# PROVIDED RECORDS start
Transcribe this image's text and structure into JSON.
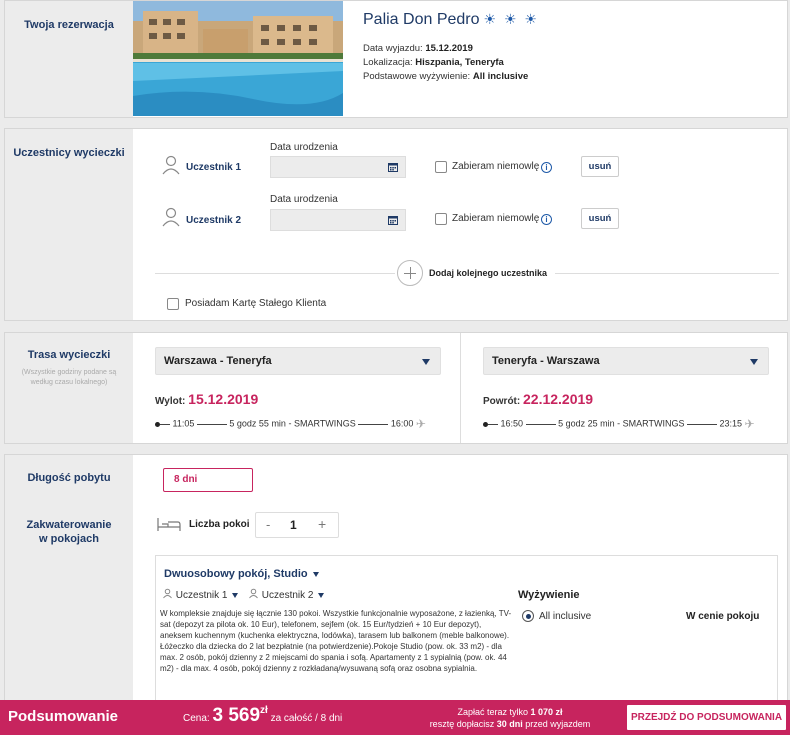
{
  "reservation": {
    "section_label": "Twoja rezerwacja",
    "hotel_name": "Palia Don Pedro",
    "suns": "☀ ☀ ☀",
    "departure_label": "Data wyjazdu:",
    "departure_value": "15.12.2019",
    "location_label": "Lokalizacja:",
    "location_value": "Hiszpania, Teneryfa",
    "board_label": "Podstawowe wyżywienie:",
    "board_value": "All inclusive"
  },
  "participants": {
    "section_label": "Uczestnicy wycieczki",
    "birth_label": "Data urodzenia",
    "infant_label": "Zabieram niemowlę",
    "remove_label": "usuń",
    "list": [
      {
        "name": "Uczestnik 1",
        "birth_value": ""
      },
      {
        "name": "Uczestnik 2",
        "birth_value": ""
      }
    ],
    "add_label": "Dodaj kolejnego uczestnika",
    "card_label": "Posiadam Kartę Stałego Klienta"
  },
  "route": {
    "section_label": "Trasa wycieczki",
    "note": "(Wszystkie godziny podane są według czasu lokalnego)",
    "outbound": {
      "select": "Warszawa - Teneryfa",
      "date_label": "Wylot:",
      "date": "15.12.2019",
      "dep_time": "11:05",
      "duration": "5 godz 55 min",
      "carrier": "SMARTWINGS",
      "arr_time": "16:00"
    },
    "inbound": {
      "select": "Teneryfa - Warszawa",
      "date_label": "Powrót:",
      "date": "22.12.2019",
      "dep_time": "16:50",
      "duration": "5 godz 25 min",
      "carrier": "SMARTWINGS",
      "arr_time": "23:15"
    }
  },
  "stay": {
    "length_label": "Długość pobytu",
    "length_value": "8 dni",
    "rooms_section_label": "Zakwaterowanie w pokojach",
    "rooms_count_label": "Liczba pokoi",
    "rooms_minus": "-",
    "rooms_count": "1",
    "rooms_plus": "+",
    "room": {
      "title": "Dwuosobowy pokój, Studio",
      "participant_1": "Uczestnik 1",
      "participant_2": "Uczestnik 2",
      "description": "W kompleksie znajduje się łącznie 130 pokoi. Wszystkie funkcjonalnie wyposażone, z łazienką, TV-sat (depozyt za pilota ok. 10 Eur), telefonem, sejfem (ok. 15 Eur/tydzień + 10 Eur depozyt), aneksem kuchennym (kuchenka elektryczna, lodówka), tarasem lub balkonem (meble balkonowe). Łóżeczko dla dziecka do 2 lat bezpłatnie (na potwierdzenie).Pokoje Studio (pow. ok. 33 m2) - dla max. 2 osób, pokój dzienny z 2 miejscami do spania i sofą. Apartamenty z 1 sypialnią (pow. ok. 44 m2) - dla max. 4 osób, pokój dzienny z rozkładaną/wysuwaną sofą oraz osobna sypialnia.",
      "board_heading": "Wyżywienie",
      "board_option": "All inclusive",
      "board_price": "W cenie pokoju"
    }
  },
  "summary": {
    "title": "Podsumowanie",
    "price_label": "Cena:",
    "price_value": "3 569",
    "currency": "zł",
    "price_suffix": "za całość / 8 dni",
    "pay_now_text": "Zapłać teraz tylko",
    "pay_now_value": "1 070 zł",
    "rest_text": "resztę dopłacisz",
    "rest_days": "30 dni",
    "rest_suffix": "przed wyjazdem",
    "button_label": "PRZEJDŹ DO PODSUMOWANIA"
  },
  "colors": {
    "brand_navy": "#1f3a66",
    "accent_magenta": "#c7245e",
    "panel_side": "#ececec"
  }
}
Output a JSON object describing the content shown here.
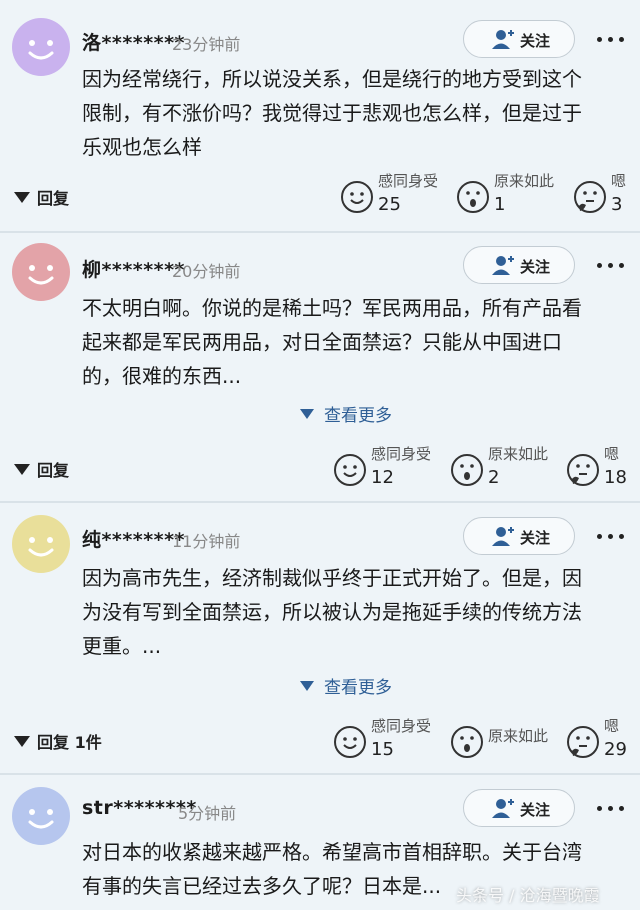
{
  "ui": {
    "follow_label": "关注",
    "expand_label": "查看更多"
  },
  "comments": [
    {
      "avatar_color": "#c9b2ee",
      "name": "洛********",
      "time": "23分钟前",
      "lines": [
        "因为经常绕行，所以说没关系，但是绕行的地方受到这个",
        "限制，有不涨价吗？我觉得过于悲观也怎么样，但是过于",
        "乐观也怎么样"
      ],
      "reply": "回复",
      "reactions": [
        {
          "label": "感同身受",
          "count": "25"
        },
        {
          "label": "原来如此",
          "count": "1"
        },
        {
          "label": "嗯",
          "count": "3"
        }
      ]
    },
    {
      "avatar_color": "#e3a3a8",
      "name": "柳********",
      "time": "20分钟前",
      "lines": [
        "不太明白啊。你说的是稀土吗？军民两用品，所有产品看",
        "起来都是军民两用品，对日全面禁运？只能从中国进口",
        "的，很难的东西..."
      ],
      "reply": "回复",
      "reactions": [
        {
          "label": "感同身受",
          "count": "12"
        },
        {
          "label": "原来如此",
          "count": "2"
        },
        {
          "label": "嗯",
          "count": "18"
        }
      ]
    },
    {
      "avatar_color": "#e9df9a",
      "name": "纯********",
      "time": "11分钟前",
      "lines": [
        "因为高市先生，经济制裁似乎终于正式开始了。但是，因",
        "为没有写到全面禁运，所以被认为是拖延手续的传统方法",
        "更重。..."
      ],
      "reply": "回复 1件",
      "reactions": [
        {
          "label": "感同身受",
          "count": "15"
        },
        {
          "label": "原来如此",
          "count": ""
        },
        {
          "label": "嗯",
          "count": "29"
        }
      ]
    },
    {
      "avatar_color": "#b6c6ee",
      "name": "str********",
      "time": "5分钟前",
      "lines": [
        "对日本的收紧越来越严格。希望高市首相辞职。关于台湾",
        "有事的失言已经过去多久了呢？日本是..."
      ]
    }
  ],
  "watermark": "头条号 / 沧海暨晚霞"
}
# PROVIDED RECORDS end
# PROVIDED RECORDS start
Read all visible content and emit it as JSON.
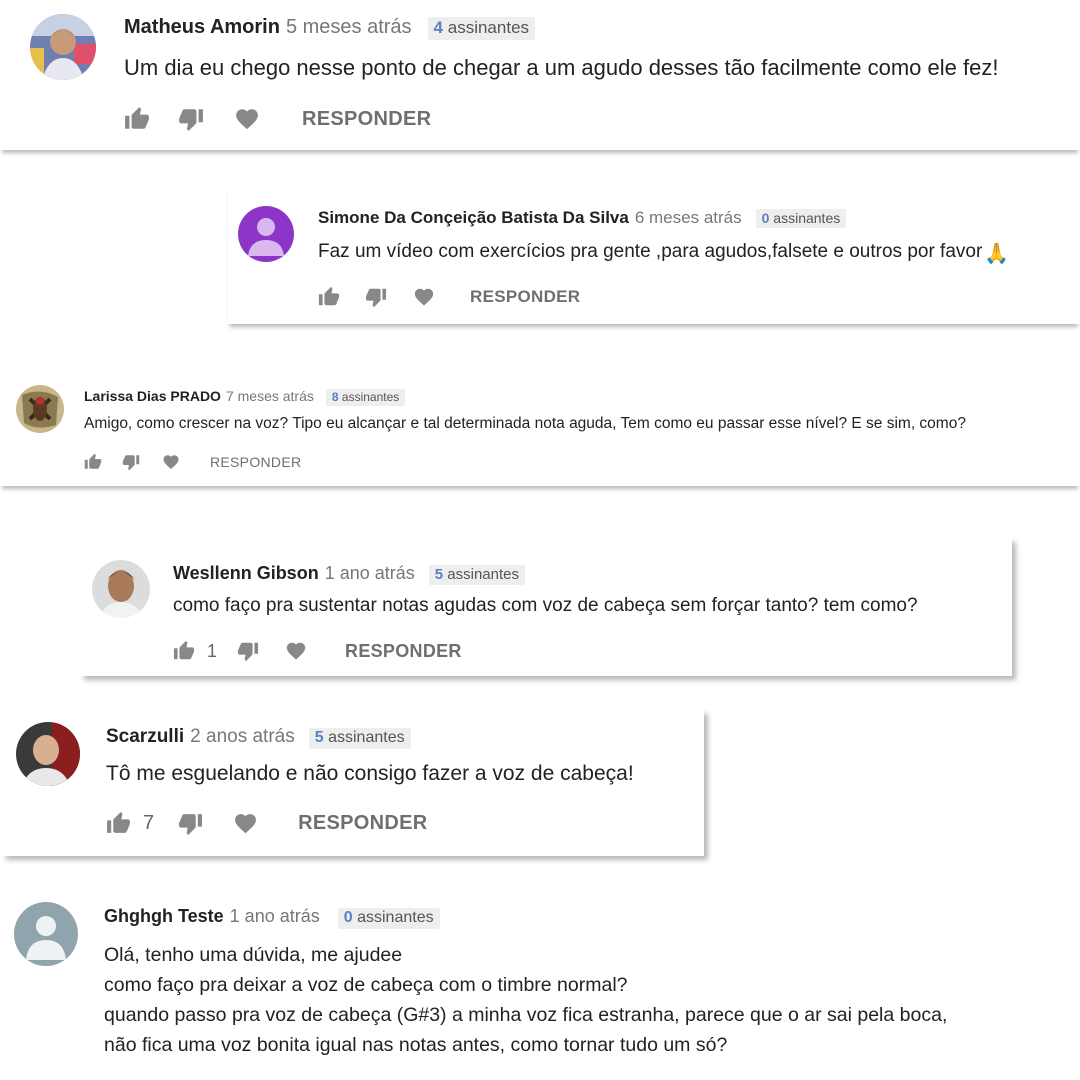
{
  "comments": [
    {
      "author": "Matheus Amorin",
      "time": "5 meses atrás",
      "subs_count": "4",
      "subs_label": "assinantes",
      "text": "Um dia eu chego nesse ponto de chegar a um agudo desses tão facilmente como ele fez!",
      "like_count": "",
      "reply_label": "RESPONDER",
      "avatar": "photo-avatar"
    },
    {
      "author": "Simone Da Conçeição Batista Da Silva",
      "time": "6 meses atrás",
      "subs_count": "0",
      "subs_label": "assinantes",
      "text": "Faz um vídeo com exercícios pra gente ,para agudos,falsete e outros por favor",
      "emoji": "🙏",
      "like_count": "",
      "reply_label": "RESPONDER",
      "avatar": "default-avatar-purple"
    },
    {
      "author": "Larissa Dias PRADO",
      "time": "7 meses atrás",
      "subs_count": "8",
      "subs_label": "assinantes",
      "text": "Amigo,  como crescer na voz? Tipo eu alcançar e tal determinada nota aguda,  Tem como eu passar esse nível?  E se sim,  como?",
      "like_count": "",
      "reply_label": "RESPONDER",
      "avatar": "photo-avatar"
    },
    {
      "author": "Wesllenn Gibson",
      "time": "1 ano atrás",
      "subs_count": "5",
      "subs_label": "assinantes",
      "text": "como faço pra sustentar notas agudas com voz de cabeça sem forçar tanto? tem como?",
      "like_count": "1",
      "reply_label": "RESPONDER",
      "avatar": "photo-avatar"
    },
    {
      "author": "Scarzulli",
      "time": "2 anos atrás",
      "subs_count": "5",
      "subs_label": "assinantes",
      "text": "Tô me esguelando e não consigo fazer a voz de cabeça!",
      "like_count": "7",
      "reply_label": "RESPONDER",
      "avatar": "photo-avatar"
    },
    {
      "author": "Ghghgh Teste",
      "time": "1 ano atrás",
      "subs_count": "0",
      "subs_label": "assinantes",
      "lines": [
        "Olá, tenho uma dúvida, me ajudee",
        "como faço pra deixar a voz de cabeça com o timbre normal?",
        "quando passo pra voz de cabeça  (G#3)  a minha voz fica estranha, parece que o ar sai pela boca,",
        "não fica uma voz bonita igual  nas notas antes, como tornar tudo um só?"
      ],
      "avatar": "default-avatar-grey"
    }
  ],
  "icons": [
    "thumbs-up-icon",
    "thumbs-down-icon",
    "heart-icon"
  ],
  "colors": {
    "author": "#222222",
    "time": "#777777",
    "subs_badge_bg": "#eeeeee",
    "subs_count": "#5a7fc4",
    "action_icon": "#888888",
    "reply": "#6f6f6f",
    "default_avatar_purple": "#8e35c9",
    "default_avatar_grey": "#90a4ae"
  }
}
# PROVIDED RECORDS end
*WHAT IS ASKED*: Identify how many lines in the entries above contain the word "Teneryfa" and provide only that figure.

*SOLVED PROBLEM*: 3